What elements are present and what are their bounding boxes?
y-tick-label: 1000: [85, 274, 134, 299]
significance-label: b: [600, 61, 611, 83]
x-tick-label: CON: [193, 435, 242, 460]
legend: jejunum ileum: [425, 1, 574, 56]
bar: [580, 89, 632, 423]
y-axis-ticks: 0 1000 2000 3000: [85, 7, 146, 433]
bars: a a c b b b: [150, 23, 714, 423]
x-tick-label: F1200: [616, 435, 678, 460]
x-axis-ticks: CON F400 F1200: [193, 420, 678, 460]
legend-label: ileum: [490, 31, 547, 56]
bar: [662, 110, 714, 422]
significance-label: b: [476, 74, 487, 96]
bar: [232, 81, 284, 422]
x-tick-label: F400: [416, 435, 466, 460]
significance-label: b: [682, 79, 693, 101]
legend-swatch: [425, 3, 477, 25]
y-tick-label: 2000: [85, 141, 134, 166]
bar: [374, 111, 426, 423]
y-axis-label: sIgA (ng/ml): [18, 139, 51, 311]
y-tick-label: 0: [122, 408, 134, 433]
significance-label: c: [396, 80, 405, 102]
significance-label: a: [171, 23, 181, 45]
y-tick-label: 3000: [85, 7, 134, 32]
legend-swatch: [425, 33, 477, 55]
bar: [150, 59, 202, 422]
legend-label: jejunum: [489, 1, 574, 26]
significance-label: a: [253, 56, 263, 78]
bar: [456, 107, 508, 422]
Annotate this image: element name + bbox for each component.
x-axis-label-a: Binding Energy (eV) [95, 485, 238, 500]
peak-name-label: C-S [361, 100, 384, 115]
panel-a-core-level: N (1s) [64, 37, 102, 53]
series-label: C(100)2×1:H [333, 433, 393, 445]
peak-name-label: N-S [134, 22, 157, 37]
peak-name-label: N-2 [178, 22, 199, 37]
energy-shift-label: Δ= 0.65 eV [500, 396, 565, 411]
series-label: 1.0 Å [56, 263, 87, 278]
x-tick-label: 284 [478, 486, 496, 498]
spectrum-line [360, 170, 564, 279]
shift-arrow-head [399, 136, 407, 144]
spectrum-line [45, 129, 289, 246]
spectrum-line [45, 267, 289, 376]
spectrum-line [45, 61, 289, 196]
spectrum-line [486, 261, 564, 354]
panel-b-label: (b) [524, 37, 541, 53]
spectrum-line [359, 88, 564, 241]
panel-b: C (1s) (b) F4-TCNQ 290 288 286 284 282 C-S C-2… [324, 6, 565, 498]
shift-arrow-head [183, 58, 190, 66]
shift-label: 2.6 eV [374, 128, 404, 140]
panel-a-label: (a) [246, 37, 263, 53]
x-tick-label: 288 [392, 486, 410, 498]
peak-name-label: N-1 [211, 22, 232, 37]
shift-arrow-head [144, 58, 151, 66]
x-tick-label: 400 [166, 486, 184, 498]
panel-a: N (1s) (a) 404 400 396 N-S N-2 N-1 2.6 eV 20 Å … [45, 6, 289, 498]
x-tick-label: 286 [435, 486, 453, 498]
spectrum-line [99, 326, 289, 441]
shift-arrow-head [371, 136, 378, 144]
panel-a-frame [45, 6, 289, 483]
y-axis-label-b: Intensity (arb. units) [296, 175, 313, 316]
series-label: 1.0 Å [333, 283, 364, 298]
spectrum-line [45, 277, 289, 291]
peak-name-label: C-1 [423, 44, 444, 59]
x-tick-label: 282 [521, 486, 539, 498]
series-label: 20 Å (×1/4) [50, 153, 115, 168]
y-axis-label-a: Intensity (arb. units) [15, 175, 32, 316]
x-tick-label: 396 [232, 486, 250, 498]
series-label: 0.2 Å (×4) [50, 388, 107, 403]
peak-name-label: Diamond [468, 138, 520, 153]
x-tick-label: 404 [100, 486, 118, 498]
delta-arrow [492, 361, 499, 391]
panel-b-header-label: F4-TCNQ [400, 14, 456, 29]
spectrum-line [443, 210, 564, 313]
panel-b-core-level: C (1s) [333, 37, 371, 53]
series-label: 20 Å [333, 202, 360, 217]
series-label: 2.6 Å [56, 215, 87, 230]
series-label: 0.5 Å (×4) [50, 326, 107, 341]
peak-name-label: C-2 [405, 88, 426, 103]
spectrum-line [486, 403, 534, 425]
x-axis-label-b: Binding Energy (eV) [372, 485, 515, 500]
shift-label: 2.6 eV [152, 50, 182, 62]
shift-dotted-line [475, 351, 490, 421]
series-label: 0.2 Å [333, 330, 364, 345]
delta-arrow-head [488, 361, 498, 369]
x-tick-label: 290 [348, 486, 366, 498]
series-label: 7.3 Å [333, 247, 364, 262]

### Requirements
Locate every line in the items above that contains the word "Binding", and copy each of those lines in full.

### Answer in full
x-axis-label-a: Binding Energy (eV) [95, 485, 238, 500]
x-axis-label-b: Binding Energy (eV) [372, 485, 515, 500]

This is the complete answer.